▶ **YOUR INSTRUCTIONS**: From the listing below, pull out all lines with "What" in them.

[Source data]
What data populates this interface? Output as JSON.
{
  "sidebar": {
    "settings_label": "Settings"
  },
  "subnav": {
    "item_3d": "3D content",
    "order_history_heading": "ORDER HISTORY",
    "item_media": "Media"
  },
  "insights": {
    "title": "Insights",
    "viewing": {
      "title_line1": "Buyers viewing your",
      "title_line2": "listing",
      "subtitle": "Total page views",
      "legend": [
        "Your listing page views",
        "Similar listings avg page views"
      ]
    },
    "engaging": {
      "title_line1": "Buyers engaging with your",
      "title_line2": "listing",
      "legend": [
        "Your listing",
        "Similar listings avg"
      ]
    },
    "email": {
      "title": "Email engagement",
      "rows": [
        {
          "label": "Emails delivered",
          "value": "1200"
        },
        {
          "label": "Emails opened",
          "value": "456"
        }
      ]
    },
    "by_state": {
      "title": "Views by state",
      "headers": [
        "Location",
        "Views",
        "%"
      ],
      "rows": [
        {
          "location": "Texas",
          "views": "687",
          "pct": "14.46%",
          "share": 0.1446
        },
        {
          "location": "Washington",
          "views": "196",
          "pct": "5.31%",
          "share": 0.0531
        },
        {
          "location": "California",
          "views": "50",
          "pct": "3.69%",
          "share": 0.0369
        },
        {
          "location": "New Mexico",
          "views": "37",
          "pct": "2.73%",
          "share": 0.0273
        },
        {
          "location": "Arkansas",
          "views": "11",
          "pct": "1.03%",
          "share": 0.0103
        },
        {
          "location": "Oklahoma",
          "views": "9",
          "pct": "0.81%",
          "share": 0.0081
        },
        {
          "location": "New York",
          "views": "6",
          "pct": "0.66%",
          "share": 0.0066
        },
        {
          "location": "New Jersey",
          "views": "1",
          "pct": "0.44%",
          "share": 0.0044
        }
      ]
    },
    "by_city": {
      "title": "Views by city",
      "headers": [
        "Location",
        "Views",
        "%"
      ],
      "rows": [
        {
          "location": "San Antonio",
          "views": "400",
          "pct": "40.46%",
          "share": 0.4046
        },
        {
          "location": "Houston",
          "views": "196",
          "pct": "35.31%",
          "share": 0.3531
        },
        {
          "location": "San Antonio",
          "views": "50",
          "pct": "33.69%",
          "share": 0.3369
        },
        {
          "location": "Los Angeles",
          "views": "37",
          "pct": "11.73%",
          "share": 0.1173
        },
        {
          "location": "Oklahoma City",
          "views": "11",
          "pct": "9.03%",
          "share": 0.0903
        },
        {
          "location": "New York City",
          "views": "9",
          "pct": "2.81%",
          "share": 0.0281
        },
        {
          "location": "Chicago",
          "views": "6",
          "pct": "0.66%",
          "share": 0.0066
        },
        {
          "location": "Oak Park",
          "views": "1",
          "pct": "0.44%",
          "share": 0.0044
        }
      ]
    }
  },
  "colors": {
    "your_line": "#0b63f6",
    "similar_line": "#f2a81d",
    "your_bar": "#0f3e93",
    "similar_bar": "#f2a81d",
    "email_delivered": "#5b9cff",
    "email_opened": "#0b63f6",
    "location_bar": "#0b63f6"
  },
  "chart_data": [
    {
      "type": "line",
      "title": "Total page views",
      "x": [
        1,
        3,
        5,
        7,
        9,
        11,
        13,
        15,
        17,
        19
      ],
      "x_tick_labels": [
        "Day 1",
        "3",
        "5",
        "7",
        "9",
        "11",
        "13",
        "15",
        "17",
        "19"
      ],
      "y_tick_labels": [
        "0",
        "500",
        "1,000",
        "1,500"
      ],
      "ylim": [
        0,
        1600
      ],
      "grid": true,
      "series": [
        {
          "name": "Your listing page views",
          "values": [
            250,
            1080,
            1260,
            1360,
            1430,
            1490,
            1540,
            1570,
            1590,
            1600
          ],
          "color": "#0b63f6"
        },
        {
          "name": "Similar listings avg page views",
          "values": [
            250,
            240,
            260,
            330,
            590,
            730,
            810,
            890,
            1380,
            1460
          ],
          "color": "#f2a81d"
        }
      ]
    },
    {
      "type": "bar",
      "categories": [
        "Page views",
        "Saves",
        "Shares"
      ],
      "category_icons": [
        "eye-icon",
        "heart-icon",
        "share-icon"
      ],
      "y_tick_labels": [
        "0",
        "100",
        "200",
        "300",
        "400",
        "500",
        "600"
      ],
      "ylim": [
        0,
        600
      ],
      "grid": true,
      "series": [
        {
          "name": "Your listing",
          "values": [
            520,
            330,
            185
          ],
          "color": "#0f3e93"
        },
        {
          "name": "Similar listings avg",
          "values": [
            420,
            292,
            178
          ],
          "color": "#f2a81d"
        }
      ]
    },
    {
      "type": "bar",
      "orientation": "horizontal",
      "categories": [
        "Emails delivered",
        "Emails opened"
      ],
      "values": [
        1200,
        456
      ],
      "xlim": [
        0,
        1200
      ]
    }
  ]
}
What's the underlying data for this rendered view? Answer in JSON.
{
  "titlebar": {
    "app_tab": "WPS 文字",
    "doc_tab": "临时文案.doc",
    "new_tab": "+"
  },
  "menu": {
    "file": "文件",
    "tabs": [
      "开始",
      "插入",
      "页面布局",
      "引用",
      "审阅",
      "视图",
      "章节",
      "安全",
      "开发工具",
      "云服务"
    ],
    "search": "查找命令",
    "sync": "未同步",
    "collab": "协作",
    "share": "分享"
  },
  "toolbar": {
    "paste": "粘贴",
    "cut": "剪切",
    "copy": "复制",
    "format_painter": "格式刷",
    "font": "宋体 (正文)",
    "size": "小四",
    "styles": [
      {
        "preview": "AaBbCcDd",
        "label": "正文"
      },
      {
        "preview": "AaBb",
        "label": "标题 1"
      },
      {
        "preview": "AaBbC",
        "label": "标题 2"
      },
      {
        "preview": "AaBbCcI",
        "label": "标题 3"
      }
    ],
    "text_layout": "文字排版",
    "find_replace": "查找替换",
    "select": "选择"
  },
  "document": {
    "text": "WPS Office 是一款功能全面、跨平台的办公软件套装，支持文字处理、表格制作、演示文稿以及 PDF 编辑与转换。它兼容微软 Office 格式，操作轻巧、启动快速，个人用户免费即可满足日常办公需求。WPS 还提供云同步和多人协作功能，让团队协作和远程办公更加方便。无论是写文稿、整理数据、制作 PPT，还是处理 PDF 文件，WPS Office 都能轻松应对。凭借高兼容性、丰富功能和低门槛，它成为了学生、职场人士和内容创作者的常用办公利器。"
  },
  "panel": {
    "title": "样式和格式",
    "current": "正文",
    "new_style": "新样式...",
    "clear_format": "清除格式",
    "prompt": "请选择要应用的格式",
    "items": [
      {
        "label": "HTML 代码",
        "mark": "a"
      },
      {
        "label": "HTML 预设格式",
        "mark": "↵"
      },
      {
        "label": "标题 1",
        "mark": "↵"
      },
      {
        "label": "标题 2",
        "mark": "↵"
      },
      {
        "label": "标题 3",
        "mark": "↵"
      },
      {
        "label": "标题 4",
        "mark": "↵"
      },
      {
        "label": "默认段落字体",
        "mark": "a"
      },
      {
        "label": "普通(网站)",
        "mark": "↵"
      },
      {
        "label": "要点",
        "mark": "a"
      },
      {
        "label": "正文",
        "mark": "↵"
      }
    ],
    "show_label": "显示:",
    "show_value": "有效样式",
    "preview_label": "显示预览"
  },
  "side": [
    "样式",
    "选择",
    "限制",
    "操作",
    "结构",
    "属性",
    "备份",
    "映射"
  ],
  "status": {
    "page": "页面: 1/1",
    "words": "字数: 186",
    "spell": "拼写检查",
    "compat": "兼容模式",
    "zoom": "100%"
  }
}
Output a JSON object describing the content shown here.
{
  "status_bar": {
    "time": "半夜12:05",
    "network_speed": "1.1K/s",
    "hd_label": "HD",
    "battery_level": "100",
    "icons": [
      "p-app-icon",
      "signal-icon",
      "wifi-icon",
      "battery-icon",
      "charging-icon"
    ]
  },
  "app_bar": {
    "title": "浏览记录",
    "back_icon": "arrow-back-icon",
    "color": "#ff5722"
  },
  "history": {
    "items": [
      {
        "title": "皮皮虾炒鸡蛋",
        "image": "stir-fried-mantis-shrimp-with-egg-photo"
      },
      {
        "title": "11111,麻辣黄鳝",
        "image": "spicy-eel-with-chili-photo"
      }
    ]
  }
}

▶ **TASK ANSWER**:
What data populates this interface? Output as JSON.
What's the underlying data for this rendered view? Answer in JSON.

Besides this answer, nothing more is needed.